======== Extrait source
Selon plusieurs sources qui ne sont pas confirmées officiellement, le président Abdel Fatah el Sissi (photo) a accepté la démission de ce gouvernement, insatisfait de la performance de certains de ses ministres. Ainsi, des analystes pensent qu’il a voulu rompre avec des risques de confusion chez les électeurs, en se séparant d’un gouvernement récemment critiqué dans les médias, surtout à la veille de l’importante échéance des élections législatives

L’actuel ministre du pétrole Sherif Ismail a été désigné pour la formation d’un nouveau gouvernement. Durant le délai d’une semaine qui lui a été donné pour accomplir cette tâche, le gouvernement Mehleb va poursuivre avec la gestion des affaires courantes. Les réactions en Egypte à la suite de cette démission ont été plutôt positives. L’Egyptian Exchange, le marché financier égyptien, affichait une progression de 0,59% en mi-journée d’activités boursières le 13 septembre 2015, au lendemain de l’annonce de démission. Les banquiers ont discrètement salué cette situation expliquant que l’Égypte avait besoin d’un gouvernement capable de prendre des décisions fortes.

L’un des reproches qu’on fait justement au gouvernement sortant, c’est qu’il parvient difficilement à concrétiser les accords d’investissements pris lors du récent forum économique en Égypte. La responsabilité de Sherif Ismail est très grande et les attentes des acteurs économiques et politiques sont nombreuses. Ce dernier devra constituer un cabinet qui redonne confiance aux électeurs et qui permette à El Sissi de garder la majorité au parlement.

Les états de services de Sherif Ismail plaident pour lui. Il a conduit d’une main de fer la politique des réformes sur les subventions des produits énergétiques et, surtout, il a su restaurer la confiance avec les multinationales du secteur des hydrocarbures, en travaillant avec succès sur le règlement des arriérés que l’Égypte leur devait.
================
**Exercices à faire:**
[a] Indiquez si chacune de ces affirmations concorde avec l'article sur la démission du gouvernement égyptien, en citant les mots décisifs.
(i) Sherif Ismail était ministre du pétrole au moment de sa désignation.
(ii) Sherif Ismail dispose d'un mois pour former le nouveau gouvernement.
(iii) L'Egyptian Exchange a reculé au lendemain de l'annonce de la démission.
[b] Répondez brièvement à ces questions sur l'article sur la démission du gouvernement égyptien.
(i) Quel gouvernement assure la gestion des affaires courantes pendant la formation du nouveau cabinet ?
(ii) Quels accords le gouvernement sortant parvient-il difficilement à concrétiser ?
(iii) Avec qui Sherif Ismail a-t-il su restaurer la confiance ?
[c] Recopiez, dans l'article sur la démission du gouvernement égyptien, le passage qui commence par les mots contenant « L’un des reproches » et se termine par « majorité au parlement. ».
======== Données fournies
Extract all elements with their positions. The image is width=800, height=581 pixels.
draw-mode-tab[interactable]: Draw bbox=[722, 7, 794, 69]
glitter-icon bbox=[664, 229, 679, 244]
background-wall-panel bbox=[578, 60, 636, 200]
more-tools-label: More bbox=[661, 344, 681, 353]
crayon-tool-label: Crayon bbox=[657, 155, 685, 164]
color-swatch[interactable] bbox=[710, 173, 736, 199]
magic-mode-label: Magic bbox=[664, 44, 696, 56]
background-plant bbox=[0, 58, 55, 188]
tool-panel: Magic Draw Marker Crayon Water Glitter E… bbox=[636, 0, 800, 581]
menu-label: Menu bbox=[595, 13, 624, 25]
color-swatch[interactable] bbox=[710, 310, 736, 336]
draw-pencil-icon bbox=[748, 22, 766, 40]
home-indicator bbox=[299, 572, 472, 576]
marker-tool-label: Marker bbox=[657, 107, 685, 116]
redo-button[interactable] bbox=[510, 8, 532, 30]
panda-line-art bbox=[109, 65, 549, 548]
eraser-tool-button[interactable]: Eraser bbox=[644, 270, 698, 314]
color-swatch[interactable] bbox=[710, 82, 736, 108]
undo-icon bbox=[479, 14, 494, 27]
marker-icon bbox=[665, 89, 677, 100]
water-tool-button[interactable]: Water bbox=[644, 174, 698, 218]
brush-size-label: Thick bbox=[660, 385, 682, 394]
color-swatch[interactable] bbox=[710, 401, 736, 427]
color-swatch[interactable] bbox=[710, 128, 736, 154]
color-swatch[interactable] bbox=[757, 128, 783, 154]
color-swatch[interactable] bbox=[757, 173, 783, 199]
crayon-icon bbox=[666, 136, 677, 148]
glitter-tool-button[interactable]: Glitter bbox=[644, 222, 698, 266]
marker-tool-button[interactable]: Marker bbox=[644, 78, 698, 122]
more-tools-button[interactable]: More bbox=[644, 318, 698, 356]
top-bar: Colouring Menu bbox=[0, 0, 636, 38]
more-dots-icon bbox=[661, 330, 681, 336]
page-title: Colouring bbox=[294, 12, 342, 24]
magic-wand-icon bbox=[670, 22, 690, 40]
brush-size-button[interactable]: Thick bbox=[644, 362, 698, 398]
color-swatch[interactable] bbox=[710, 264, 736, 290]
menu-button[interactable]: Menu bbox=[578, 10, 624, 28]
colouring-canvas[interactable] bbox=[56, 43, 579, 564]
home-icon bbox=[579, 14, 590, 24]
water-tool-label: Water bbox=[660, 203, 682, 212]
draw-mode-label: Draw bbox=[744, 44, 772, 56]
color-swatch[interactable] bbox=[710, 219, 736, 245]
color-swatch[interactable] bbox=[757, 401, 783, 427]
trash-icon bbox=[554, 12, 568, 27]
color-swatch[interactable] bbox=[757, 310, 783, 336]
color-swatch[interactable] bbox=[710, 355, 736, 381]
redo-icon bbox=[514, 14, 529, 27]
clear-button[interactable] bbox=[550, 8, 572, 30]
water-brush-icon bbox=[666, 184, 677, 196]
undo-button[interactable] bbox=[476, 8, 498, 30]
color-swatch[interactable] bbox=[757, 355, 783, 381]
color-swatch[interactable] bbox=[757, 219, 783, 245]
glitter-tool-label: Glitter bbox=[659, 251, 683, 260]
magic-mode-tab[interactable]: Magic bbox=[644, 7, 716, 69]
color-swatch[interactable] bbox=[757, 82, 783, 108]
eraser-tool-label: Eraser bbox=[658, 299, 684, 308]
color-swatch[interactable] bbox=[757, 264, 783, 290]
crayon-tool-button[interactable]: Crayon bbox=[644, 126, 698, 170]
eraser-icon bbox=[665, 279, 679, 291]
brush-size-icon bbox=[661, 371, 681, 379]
================
**Corrigé:**
[a]
(i) Oui : « L’actuel ministre du pétrole Sherif Ismail a été désigné pour la formation d’un nouveau gouvernement. »
(ii) Non : « Durant le délai d’une semaine qui lui a été donné pour accomplir cette tâche »
(iii) Non : « L’Egyptian Exchange, le marché financier égyptien, affichait une progression de 0,59% en mi-journée d’activités boursières le 13 septembre 2015, au lendemain de l’annonce de démission. »

[b]
(i) Le gouvernement Mehleb.
(ii) Les accords d’investissements pris lors du récent forum économique en Égypte.
(iii) Avec les multinationales du secteur des hydrocarbures.

[c]
L’un des reproches qu’on fait justement au gouvernement sortant, c’est qu’il parvient difficilement à concrétiser les accords d’investissements pris lors du récent forum économique en Égypte. La responsabilité de Sherif Ismail est très grande et les attentes des acteurs économiques et politiques sont nombreuses. Ce dernier devra constituer un cabinet qui redonne confiance aux électeurs et qui permette à El Sissi de garder la majorité au parlement.